[Document layout detection data]
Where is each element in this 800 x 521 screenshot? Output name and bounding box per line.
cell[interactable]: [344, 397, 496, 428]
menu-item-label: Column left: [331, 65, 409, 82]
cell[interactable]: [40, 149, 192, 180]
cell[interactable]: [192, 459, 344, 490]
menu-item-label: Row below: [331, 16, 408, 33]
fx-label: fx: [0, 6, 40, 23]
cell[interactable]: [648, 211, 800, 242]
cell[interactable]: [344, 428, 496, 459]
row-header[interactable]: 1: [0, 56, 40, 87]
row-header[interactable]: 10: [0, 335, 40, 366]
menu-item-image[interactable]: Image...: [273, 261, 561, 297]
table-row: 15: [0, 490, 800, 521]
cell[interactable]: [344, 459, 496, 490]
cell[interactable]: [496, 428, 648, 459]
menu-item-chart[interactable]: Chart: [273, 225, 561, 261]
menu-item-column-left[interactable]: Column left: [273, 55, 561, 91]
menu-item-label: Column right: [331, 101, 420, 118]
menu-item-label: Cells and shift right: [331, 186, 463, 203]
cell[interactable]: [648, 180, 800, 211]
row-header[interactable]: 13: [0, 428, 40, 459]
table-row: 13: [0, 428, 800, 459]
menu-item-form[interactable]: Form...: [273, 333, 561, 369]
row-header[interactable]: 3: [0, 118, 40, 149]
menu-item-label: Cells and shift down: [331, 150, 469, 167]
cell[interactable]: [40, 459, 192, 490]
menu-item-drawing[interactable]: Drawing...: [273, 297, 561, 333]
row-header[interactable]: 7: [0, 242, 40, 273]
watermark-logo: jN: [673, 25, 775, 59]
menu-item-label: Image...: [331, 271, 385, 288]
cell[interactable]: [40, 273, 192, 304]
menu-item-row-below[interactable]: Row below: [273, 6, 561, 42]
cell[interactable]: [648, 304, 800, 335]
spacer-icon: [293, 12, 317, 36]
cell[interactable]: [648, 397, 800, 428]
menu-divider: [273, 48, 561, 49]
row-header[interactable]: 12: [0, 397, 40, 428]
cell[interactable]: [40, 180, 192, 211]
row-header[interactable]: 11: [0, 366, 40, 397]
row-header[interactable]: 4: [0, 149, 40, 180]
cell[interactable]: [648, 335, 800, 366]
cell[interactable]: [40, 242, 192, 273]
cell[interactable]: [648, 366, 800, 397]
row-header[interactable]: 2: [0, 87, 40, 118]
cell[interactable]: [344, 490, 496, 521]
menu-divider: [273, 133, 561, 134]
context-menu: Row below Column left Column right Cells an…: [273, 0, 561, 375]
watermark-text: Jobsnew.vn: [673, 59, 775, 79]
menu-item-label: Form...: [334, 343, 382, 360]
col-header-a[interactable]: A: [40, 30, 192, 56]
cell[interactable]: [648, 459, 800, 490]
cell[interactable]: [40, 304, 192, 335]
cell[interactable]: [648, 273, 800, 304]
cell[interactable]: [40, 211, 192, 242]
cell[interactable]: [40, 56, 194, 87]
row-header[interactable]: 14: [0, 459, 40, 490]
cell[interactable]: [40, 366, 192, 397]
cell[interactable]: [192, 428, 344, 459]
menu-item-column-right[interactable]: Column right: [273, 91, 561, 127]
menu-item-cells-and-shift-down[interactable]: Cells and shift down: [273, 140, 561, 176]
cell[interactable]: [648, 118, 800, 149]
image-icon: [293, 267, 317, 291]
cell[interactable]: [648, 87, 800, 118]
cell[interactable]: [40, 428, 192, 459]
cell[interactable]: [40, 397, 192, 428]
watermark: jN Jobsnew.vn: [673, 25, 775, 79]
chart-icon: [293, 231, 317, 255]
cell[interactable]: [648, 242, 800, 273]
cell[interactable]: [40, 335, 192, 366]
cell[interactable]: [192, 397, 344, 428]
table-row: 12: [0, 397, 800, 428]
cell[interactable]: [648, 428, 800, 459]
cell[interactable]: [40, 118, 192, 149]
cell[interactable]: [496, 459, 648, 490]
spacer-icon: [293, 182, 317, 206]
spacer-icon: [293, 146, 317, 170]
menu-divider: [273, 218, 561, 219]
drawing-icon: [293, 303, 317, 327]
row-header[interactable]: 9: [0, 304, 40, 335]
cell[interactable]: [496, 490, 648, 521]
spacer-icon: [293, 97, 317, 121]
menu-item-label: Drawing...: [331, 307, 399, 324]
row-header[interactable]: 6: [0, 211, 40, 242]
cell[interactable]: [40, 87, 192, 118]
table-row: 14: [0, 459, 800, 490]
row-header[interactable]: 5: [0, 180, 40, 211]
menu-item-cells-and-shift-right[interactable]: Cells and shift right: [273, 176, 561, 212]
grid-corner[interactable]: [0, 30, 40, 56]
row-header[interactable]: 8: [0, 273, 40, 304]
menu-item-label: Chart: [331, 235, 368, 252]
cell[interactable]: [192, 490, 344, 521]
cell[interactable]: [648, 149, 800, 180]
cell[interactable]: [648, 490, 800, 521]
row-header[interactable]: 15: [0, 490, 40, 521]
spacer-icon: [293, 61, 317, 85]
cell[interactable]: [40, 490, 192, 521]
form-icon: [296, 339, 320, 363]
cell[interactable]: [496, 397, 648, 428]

Work required = Gather up every line in the data above that contains the word "Jobsnew", copying each one.

Answer section =
watermark-text: Jobsnew.vn: [673, 59, 775, 79]
watermark: jN Jobsnew.vn: [673, 25, 775, 79]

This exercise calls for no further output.